Source material:
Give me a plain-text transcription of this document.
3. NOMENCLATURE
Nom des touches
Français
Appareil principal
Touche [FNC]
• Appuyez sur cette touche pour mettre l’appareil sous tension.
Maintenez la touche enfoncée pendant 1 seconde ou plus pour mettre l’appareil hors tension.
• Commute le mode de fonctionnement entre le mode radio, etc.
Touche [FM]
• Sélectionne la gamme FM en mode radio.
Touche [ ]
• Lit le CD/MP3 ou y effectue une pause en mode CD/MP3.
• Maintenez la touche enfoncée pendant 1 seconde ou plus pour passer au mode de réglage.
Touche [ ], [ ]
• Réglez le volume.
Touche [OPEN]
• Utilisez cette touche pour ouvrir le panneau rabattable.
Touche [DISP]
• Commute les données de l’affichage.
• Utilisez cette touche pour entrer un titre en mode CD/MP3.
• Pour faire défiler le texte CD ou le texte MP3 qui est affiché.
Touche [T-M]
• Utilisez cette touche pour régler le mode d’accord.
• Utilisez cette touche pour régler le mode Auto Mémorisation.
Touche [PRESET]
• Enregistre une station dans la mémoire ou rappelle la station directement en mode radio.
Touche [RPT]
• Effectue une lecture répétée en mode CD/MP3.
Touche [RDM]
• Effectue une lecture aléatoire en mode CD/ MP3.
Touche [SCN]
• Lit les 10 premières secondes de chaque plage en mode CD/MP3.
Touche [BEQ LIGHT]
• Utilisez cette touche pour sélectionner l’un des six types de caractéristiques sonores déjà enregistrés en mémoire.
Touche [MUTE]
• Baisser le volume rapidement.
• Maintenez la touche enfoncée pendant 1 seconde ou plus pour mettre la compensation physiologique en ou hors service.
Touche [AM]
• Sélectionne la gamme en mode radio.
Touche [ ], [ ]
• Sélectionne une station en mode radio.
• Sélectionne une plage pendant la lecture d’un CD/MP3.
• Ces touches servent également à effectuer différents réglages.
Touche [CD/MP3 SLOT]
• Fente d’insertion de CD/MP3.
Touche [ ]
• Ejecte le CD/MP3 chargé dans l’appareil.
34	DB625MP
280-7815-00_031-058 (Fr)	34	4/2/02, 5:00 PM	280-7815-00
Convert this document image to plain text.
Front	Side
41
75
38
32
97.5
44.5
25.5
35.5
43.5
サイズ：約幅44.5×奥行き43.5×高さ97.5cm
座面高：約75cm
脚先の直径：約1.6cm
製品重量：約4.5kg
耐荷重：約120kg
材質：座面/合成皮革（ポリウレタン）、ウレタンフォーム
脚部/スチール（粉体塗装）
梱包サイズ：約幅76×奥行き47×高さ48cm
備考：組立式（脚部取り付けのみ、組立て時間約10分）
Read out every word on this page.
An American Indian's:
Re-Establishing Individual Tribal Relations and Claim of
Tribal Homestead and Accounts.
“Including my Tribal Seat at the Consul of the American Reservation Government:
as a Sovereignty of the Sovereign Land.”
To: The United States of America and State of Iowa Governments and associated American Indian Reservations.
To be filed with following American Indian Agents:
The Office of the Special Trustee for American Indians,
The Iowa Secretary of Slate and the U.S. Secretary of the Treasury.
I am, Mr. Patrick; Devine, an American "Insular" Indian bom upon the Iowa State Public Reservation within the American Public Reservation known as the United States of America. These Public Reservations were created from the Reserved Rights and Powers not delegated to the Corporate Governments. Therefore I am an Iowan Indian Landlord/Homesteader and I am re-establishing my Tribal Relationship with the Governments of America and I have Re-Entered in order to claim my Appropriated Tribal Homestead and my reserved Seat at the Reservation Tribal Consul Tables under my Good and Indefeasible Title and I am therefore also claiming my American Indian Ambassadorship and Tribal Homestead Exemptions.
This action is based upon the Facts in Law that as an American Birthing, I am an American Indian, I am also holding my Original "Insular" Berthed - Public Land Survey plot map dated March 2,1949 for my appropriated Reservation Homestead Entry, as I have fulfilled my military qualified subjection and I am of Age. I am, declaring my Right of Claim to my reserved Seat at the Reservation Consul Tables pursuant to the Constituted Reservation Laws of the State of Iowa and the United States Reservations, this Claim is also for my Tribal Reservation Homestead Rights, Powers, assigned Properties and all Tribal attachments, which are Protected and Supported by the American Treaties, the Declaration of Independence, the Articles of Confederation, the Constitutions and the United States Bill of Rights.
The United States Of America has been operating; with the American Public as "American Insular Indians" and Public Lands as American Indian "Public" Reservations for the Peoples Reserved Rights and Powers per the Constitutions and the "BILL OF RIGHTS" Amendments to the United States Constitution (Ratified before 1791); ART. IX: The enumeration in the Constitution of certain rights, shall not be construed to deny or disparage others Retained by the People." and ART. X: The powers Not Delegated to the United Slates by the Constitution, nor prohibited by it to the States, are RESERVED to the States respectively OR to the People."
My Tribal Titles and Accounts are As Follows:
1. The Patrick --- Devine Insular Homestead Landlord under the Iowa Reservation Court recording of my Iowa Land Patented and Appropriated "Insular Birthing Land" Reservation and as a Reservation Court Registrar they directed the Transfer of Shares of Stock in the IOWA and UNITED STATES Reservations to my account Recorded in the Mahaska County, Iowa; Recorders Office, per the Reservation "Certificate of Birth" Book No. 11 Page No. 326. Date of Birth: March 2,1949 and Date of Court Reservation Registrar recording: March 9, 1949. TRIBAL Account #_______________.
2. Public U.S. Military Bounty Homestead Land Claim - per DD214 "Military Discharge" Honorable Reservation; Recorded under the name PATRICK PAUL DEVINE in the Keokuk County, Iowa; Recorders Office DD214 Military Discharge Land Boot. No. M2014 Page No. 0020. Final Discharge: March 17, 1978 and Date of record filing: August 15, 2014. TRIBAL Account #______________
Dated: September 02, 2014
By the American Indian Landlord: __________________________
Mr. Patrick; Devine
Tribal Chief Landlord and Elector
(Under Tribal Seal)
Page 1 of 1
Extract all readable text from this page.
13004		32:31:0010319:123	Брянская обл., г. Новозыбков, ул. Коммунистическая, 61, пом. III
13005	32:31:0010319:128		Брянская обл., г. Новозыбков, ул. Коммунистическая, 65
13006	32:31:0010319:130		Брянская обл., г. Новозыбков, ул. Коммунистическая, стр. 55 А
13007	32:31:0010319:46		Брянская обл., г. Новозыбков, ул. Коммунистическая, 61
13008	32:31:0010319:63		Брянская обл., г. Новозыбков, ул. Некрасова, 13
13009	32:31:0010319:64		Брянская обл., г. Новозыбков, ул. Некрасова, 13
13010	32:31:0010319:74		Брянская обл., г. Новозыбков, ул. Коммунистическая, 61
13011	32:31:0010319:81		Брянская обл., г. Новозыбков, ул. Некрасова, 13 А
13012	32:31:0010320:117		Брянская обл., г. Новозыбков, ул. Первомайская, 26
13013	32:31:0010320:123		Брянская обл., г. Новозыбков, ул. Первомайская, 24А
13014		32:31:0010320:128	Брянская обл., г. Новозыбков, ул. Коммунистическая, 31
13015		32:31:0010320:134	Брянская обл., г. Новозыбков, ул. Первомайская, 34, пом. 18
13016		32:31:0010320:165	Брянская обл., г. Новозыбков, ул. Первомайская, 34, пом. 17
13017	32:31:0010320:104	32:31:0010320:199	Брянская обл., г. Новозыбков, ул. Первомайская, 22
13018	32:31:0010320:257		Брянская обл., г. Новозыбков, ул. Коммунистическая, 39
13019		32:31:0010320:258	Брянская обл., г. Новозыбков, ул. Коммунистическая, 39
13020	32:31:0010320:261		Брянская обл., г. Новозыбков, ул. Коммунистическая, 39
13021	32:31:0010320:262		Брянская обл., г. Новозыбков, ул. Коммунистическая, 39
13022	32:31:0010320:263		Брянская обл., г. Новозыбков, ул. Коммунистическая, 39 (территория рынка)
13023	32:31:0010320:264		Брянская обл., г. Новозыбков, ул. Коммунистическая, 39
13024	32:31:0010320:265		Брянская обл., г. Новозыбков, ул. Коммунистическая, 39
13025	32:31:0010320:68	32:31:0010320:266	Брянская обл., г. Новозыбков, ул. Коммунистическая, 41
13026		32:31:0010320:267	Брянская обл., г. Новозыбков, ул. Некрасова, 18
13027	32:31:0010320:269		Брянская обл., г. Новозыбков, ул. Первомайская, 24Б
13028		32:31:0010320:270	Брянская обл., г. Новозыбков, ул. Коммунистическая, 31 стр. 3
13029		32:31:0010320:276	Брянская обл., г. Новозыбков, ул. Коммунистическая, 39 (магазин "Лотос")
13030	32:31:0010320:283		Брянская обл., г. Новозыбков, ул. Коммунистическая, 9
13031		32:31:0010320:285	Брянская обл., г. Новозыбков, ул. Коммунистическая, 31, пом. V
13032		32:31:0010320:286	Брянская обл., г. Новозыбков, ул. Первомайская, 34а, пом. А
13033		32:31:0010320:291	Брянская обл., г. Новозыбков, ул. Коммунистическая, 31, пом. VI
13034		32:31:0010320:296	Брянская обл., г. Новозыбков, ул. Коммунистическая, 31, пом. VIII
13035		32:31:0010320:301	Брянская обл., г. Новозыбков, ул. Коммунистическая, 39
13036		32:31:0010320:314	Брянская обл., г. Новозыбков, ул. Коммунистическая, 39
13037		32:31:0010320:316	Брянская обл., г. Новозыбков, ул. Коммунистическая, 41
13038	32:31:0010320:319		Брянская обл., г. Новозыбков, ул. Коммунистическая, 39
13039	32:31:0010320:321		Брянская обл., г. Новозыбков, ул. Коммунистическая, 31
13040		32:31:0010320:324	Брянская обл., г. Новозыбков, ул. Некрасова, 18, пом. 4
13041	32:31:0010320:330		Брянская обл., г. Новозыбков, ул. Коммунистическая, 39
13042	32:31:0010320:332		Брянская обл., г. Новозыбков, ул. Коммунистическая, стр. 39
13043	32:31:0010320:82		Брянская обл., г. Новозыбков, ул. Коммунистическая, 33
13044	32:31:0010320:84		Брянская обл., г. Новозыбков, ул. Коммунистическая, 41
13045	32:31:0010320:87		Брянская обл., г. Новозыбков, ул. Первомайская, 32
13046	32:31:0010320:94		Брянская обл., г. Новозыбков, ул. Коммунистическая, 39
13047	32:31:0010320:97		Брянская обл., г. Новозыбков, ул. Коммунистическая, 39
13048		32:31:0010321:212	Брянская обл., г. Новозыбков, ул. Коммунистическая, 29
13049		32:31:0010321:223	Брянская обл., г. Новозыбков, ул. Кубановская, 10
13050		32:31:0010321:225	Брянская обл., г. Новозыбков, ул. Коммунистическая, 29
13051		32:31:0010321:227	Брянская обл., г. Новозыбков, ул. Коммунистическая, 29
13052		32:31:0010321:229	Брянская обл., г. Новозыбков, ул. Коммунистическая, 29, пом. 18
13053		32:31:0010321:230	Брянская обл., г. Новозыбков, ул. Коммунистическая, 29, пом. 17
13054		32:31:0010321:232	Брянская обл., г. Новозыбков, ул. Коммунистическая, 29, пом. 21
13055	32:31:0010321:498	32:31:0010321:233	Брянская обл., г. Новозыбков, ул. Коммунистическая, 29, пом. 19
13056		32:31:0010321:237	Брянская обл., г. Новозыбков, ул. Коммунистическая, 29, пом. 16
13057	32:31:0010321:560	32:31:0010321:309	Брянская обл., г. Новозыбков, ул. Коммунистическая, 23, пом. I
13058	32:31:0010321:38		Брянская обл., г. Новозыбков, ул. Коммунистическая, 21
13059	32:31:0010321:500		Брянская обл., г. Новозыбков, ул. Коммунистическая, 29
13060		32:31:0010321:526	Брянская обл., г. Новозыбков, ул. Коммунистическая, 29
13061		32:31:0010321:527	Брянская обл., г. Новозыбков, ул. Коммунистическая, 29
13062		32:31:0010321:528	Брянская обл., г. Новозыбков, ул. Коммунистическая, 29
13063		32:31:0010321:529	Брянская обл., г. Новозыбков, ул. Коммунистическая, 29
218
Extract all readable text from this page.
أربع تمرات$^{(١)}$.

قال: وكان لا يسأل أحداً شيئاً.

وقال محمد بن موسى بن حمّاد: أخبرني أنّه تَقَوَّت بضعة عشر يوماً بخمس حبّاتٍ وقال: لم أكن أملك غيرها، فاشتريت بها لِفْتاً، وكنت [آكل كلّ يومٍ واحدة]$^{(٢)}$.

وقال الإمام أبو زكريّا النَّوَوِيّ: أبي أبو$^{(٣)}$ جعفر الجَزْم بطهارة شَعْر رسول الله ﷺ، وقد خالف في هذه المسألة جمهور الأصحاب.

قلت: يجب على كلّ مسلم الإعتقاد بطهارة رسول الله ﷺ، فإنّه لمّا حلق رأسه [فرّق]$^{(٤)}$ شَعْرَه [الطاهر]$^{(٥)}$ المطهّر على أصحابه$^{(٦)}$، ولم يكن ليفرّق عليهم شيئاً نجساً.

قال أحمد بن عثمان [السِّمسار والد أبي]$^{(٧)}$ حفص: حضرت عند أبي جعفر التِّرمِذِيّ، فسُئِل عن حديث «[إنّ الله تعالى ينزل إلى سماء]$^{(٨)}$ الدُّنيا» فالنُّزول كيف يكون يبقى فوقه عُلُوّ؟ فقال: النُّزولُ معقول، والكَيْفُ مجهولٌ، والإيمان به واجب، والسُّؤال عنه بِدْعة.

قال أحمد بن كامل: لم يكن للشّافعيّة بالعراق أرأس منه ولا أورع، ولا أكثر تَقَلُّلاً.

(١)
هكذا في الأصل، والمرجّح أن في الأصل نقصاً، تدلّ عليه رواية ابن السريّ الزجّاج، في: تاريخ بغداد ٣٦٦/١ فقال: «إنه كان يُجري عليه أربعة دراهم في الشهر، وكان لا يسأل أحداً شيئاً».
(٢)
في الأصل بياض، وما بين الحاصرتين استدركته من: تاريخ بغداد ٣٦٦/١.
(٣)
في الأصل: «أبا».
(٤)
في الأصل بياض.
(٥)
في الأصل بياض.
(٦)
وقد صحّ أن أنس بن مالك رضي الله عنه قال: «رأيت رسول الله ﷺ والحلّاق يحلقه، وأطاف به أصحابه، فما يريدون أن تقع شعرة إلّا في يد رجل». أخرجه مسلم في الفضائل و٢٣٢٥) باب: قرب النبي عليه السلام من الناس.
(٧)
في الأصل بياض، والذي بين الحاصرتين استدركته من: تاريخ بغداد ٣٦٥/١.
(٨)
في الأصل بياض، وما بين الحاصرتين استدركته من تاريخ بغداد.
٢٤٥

Short exercise: Your answer should be one number: how many lines of the listing include the word "document".

Result of the exercise: 2